— begin —

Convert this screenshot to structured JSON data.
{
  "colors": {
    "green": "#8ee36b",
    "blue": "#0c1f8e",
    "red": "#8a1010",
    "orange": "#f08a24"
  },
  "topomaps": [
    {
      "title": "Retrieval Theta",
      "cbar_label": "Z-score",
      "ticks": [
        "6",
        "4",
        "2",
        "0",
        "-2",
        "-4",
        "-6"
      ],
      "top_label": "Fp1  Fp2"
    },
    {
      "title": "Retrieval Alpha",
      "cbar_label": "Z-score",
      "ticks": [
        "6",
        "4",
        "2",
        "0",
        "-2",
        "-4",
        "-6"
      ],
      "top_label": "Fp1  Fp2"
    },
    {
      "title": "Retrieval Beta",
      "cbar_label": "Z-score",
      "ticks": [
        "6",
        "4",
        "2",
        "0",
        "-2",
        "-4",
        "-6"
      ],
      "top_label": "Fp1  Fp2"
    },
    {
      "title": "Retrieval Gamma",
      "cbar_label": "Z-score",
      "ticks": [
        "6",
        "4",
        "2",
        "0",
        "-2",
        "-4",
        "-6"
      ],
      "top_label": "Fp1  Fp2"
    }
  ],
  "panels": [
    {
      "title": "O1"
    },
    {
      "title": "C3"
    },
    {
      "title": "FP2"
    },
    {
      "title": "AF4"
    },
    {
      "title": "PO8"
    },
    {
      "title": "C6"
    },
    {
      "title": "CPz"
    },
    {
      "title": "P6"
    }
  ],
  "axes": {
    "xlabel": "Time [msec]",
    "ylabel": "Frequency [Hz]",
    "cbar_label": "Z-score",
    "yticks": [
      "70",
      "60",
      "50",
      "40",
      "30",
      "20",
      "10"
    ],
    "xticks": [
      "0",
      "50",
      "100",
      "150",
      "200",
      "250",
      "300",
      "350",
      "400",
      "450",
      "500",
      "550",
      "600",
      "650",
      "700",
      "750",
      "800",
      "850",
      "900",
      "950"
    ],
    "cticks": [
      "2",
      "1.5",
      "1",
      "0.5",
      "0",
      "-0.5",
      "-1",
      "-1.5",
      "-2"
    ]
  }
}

— end —

# [GIVEN REQUEST]
Extract each line holding the string "title".

# [WRITTEN RESPONSE]
      "title": "Retrieval Theta",
      "title": "Retrieval Alpha",
      "title": "Retrieval Beta",
      "title": "Retrieval Gamma",
      "title": "O1"
      "title": "C3"
      "title": "FP2"
      "title": "AF4"
      "title": "PO8"
      "title": "C6"
      "title": "CPz"
      "title": "P6"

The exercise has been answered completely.